Extracted records
----
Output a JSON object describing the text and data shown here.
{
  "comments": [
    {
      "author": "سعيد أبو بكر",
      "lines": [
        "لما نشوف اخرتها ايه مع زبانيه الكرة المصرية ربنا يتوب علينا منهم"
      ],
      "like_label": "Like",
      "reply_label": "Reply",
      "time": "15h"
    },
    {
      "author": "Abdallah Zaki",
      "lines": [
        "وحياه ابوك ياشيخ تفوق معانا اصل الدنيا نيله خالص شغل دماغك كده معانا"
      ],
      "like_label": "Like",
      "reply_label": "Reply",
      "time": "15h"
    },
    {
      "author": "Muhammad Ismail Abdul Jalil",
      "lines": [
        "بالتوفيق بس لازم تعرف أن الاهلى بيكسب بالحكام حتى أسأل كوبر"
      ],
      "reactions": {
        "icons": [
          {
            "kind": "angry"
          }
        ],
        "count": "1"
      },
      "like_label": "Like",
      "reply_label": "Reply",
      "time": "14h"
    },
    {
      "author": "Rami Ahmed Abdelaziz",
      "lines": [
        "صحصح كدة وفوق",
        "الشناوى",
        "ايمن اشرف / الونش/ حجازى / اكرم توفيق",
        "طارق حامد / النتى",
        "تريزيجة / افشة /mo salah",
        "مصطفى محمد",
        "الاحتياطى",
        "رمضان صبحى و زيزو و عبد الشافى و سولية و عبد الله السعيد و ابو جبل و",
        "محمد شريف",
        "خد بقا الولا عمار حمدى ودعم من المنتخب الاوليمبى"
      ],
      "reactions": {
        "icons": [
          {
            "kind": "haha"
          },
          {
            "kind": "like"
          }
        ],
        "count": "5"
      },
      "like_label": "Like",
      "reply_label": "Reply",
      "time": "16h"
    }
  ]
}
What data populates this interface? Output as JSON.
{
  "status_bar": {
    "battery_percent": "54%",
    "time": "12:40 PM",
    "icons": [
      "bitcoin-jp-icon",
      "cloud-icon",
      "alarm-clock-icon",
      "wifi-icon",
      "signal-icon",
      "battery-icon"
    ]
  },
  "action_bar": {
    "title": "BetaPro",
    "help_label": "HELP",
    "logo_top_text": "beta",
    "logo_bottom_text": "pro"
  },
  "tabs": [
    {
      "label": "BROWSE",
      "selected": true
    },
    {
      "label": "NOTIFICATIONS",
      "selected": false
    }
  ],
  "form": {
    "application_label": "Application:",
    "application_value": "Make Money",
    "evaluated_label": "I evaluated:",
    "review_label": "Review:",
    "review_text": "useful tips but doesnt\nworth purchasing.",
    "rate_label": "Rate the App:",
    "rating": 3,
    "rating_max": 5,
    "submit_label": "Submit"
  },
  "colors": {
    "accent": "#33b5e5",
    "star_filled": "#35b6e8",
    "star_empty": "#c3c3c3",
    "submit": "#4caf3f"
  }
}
----
Find every line that holds "data" and copy it.

Output a JSON object describing the text and data shown here.
What data populates this interface? Output as JSON.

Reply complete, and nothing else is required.